▶ _Exercise goal_:
Work out how many lines contain "quenched". Reply with the count alone.

▶ _Given records_:
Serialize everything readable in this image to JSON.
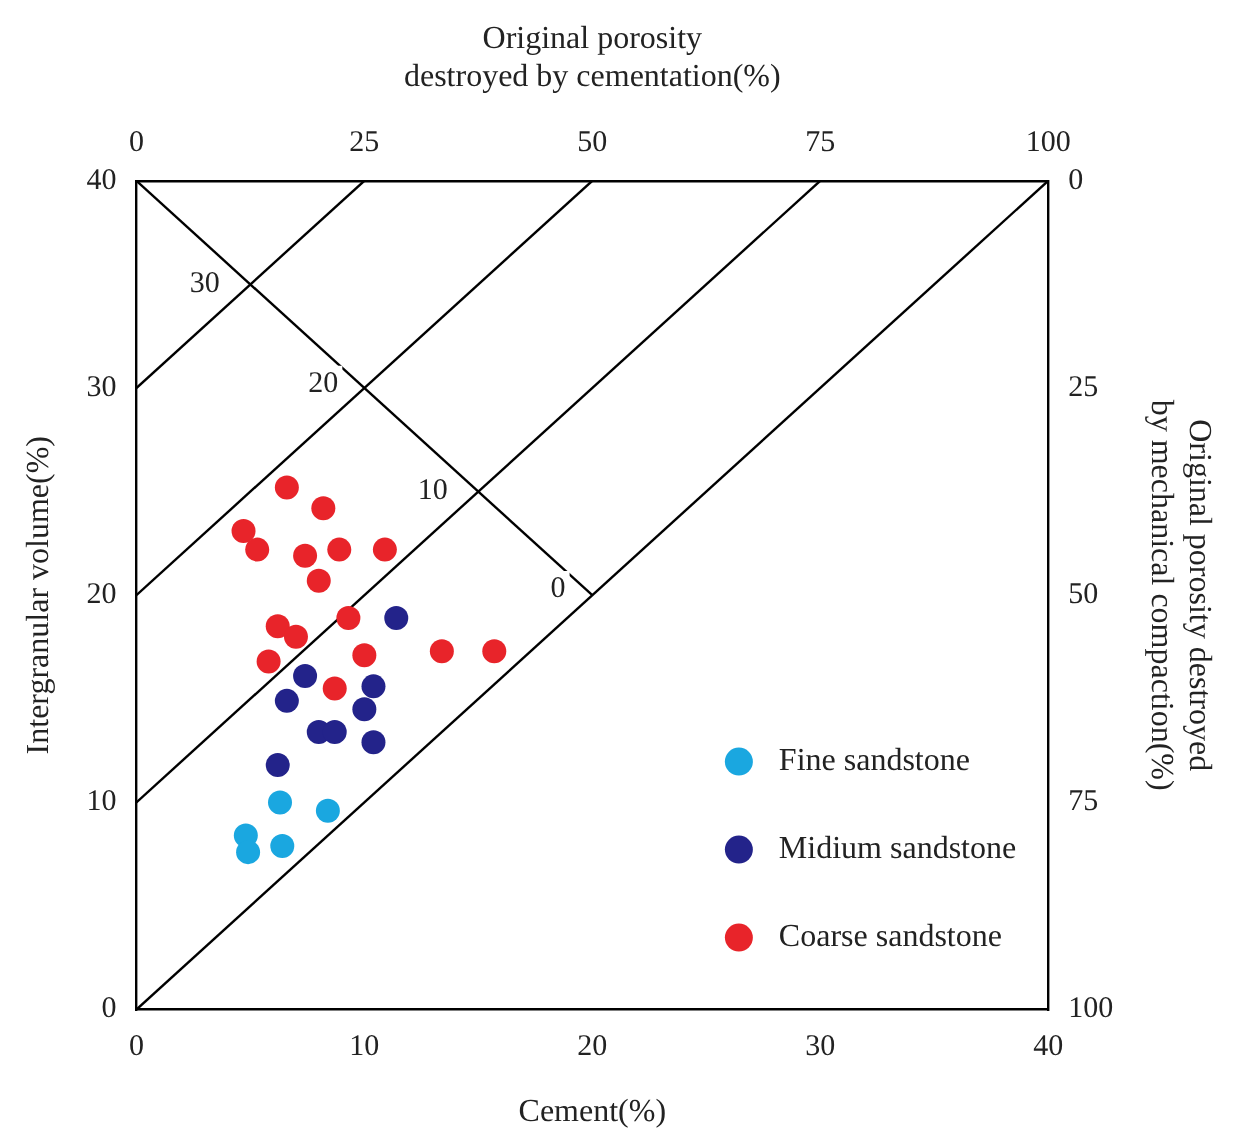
{
  "chart_data": {
    "type": "scatter",
    "xlabel": "Cement(%)",
    "ylabel": "Intergranular volume(%)",
    "x2label": "Original porosity destroyed by cementation(%)",
    "y2label": "Original porosity destroyed by mechanical compaction(%)",
    "xlim": [
      0,
      40
    ],
    "xticks": [
      0,
      10,
      20,
      30,
      40
    ],
    "ylim": [
      0,
      40
    ],
    "yticks": [
      0,
      10,
      20,
      30,
      40
    ],
    "x2lim": [
      0,
      100
    ],
    "x2ticks": [
      0,
      25,
      50,
      75,
      100
    ],
    "y2lim": [
      100,
      0
    ],
    "y2ticks": [
      0,
      25,
      50,
      75,
      100
    ],
    "grid": false,
    "legend": "bottom right",
    "marker": "circle",
    "series": [
      {
        "name": "Fine sandstone",
        "color": "#1aa7e0",
        "x": [
          6.3,
          8.4,
          4.8,
          4.9,
          6.4
        ],
        "values": [
          10.0,
          9.6,
          8.4,
          7.6,
          7.9
        ]
      },
      {
        "name": "Midium sandstone",
        "color": "#23238a",
        "x": [
          11.4,
          7.4,
          10.4,
          6.6,
          10.0,
          8.0,
          8.7,
          10.4,
          6.2
        ],
        "values": [
          18.9,
          16.1,
          15.6,
          14.9,
          14.5,
          13.4,
          13.4,
          12.9,
          11.8
        ]
      },
      {
        "name": "Coarse sandstone",
        "color": "#e8242a",
        "x": [
          6.6,
          8.2,
          4.7,
          5.3,
          7.4,
          8.9,
          10.9,
          8.0,
          6.2,
          7.0,
          9.3,
          5.8,
          10.0,
          13.4,
          15.7,
          8.7
        ],
        "values": [
          25.2,
          24.2,
          23.1,
          22.2,
          21.9,
          22.2,
          22.2,
          20.7,
          18.5,
          18.0,
          18.9,
          16.8,
          17.1,
          17.3,
          17.3,
          15.5
        ]
      },
      {
        "type": "line",
        "marker": "none",
        "color": "#000000",
        "x": [
          0,
          10
        ],
        "values": [
          30,
          40
        ]
      },
      {
        "type": "line",
        "marker": "none",
        "color": "#000000",
        "x": [
          0,
          20
        ],
        "values": [
          20,
          40
        ]
      },
      {
        "type": "line",
        "marker": "none",
        "color": "#000000",
        "x": [
          0,
          30
        ],
        "values": [
          10,
          40
        ]
      },
      {
        "type": "line",
        "marker": "none",
        "color": "#000000",
        "x": [
          0,
          40
        ],
        "values": [
          0,
          40
        ]
      },
      {
        "type": "line",
        "marker": "none",
        "color": "#000000",
        "x": [
          0,
          20
        ],
        "values": [
          40,
          20
        ]
      }
    ],
    "annotations": [
      {
        "text": "30",
        "x": 3,
        "y": 35
      },
      {
        "text": "20",
        "x": 8.2,
        "y": 30.2
      },
      {
        "text": "10",
        "x": 13,
        "y": 25
      },
      {
        "text": "0",
        "x": 18.5,
        "y": 20.3
      }
    ]
  }
}
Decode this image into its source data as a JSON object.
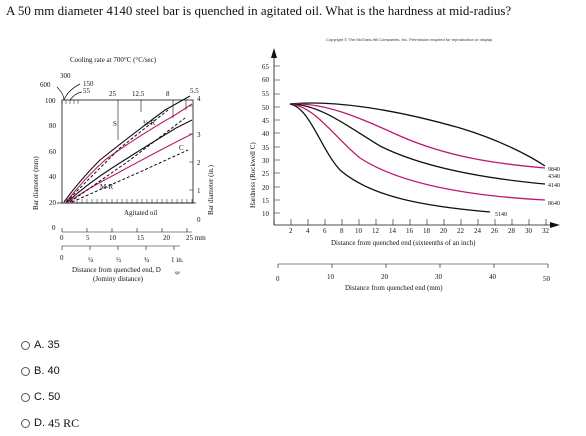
{
  "question": "A 50 mm diameter 4140 steel bar is quenched in agitated oil.  What is the hardness at mid-radius?",
  "copyright": "Copyright © The McGraw-Hill Companies, Inc. Permission required for reproduction or display",
  "left_chart": {
    "cooling_rate_title": "Cooling rate at 700°C (°C/sec)",
    "cooling_rate_ticks": [
      "300",
      "150",
      "55",
      "25",
      "12.5",
      "8",
      "5.5"
    ],
    "y_label_left": "Bar diameter (mm)",
    "y_ticks_left": [
      "600",
      "100",
      "80",
      "60",
      "40",
      "20",
      "0"
    ],
    "y_label_right": "Bar diameter (in.)",
    "y_ticks_right": [
      "4",
      "3",
      "2",
      "1",
      "0"
    ],
    "x_ticks_mm": [
      "0",
      "5",
      "10",
      "15",
      "20",
      "25 mm"
    ],
    "x_ticks_in": [
      "0",
      "¼",
      "½",
      "¾",
      "1 in."
    ],
    "x_label": "Distance from quenched end, D",
    "x_label_sub": "qe",
    "x_label_paren": "(Jominy distance)",
    "region_labels": [
      "S",
      "¾-R",
      "C",
      "M-R"
    ],
    "annotation": "Agitated oil"
  },
  "right_chart": {
    "y_label": "Hardness (Rockwell C)",
    "y_ticks": [
      "65",
      "60",
      "55",
      "50",
      "45",
      "40",
      "35",
      "30",
      "25",
      "20",
      "15",
      "10"
    ],
    "x_ticks_top": [
      "2",
      "4",
      "6",
      "8",
      "10",
      "12",
      "14",
      "16",
      "18",
      "20",
      "22",
      "24",
      "26",
      "28",
      "30",
      "32"
    ],
    "x_label_top": "Distance from quenched end (sixteenths of an inch)",
    "x_ticks_bottom": [
      "0",
      "10",
      "20",
      "30",
      "40",
      "50"
    ],
    "x_label_bottom": "Distance from quenched end (mm)",
    "curve_labels": [
      "4340",
      "9840",
      "4140",
      "8640",
      "5140"
    ]
  },
  "options": [
    {
      "letter": "A.",
      "value": "35"
    },
    {
      "letter": "B.",
      "value": "40"
    },
    {
      "letter": "C.",
      "value": "50"
    },
    {
      "letter": "D.",
      "value": "45 RC"
    }
  ]
}
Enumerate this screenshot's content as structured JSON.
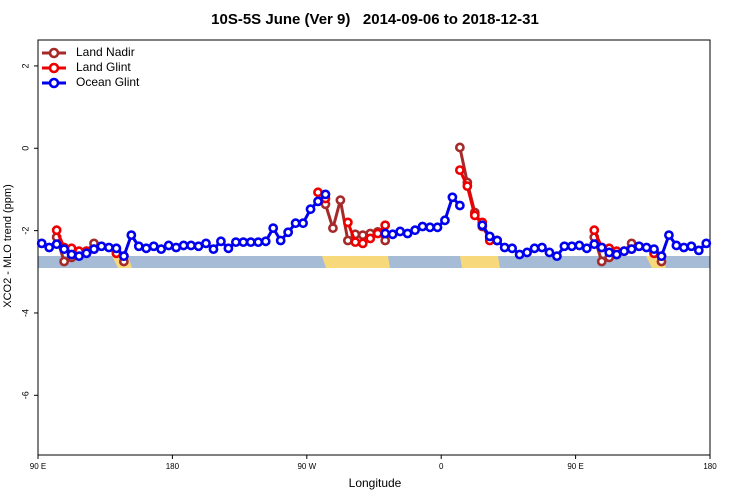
{
  "chart_data": {
    "type": "line",
    "title": "10S-5S June (Ver 9)   2014-09-06 to 2018-12-31",
    "xlabel": "Longitude",
    "ylabel": "XCO2 - MLO trend (ppm)",
    "xlim": [
      90,
      540
    ],
    "ylim": [
      -7.45,
      2.63
    ],
    "xticks": [
      {
        "value": 90,
        "label": "90 E"
      },
      180,
      {
        "value": 270,
        "label": "90 W"
      },
      {
        "value": 360,
        "label": "0"
      },
      {
        "value": 450,
        "label": "90 E"
      },
      {
        "value": 540,
        "label": "180"
      }
    ],
    "yticks": [
      2,
      0,
      -2,
      -4,
      -6
    ],
    "legend": "top-left",
    "series": [
      {
        "name": "Land Nadir",
        "color": "#a52a2a",
        "x": [
          102.5,
          107.5,
          112.5,
          117.5,
          122.5,
          127.5,
          132.5,
          137.5,
          142.5,
          147.5,
          152.5,
          282.5,
          287.5,
          292.5,
          297.5,
          302.5,
          307.5,
          312.5,
          317.5,
          322.5,
          327.5,
          372.5,
          377.5,
          382.5,
          387.5,
          392.5,
          397.5,
          402.5,
          462.5,
          467.5,
          472.5,
          477.5,
          482.5,
          487.5,
          492.5,
          497.5,
          502.5,
          507.5
        ],
        "values": [
          -2.16,
          -2.75,
          -2.65,
          -2.58,
          -2.5,
          -2.31,
          null,
          null,
          -2.5,
          -2.75,
          null,
          -1.36,
          -1.94,
          -1.26,
          -2.24,
          -2.09,
          -2.11,
          -2.07,
          -2.03,
          -2.24,
          null,
          0.02,
          -0.83,
          -1.56,
          -1.9,
          -2.19,
          -2.24,
          null,
          -2.16,
          -2.75,
          -2.65,
          -2.58,
          -2.5,
          -2.31,
          null,
          null,
          -2.5,
          -2.75
        ]
      },
      {
        "name": "Land Glint",
        "color": "#ee0000",
        "x": [
          102.5,
          107.5,
          112.5,
          117.5,
          122.5,
          127.5,
          132.5,
          137.5,
          142.5,
          147.5,
          152.5,
          277.5,
          282.5,
          287.5,
          297.5,
          302.5,
          307.5,
          312.5,
          317.5,
          322.5,
          327.5,
          372.5,
          377.5,
          382.5,
          387.5,
          392.5,
          397.5,
          402.5,
          462.5,
          467.5,
          472.5,
          477.5,
          482.5,
          487.5,
          492.5,
          497.5,
          502.5,
          507.5
        ],
        "values": [
          -1.99,
          -2.41,
          -2.43,
          -2.5,
          -2.5,
          -2.45,
          null,
          null,
          -2.55,
          -2.62,
          null,
          -1.07,
          -1.22,
          null,
          -1.8,
          -2.28,
          -2.31,
          -2.19,
          -2.07,
          -1.87,
          null,
          -0.53,
          -0.92,
          -1.63,
          -1.8,
          -2.24,
          -2.24,
          null,
          -1.99,
          -2.41,
          -2.43,
          -2.5,
          -2.5,
          -2.45,
          null,
          null,
          -2.55,
          -2.62
        ]
      },
      {
        "name": "Ocean Glint",
        "color": "#0000ee",
        "x": [
          92.5,
          97.5,
          102.5,
          107.5,
          112.5,
          117.5,
          122.5,
          127.5,
          132.5,
          137.5,
          142.5,
          147.5,
          152.5,
          157.5,
          162.5,
          167.5,
          172.5,
          177.5,
          182.5,
          187.5,
          192.5,
          197.5,
          202.5,
          207.5,
          212.5,
          217.5,
          222.5,
          227.5,
          232.5,
          237.5,
          242.5,
          247.5,
          252.5,
          257.5,
          262.5,
          267.5,
          272.5,
          277.5,
          282.5,
          287.5,
          322.5,
          327.5,
          332.5,
          337.5,
          342.5,
          347.5,
          352.5,
          357.5,
          362.5,
          367.5,
          372.5,
          377.5,
          387.5,
          392.5,
          397.5,
          402.5,
          407.5,
          412.5,
          417.5,
          422.5,
          427.5,
          432.5,
          437.5,
          442.5,
          447.5,
          452.5,
          457.5,
          462.5,
          467.5,
          472.5,
          477.5,
          482.5,
          487.5,
          492.5,
          497.5,
          502.5,
          507.5,
          512.5,
          517.5,
          522.5,
          527.5,
          532.5,
          537.5
        ],
        "values": [
          -2.31,
          -2.41,
          -2.33,
          -2.45,
          -2.58,
          -2.62,
          -2.55,
          -2.45,
          -2.38,
          -2.41,
          -2.43,
          -2.62,
          -2.11,
          -2.38,
          -2.43,
          -2.38,
          -2.45,
          -2.36,
          -2.41,
          -2.36,
          -2.36,
          -2.38,
          -2.31,
          -2.45,
          -2.26,
          -2.43,
          -2.28,
          -2.28,
          -2.28,
          -2.28,
          -2.26,
          -1.94,
          -2.24,
          -2.04,
          -1.82,
          -1.82,
          -1.48,
          -1.29,
          -1.12,
          null,
          -2.07,
          -2.09,
          -2.02,
          -2.07,
          -1.99,
          -1.9,
          -1.92,
          -1.92,
          -1.75,
          -1.19,
          -1.39,
          null,
          -1.87,
          -2.14,
          -2.24,
          -2.41,
          -2.43,
          -2.58,
          -2.53,
          -2.43,
          -2.41,
          -2.53,
          -2.62,
          -2.38,
          -2.38,
          -2.36,
          -2.43,
          -2.33,
          -2.41,
          -2.53,
          -2.58,
          -2.5,
          -2.45,
          -2.38,
          -2.41,
          -2.45,
          -2.62,
          -2.11,
          -2.36,
          -2.41,
          -2.38,
          -2.48,
          -2.31
        ]
      }
    ]
  }
}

▶ _Reply_:
4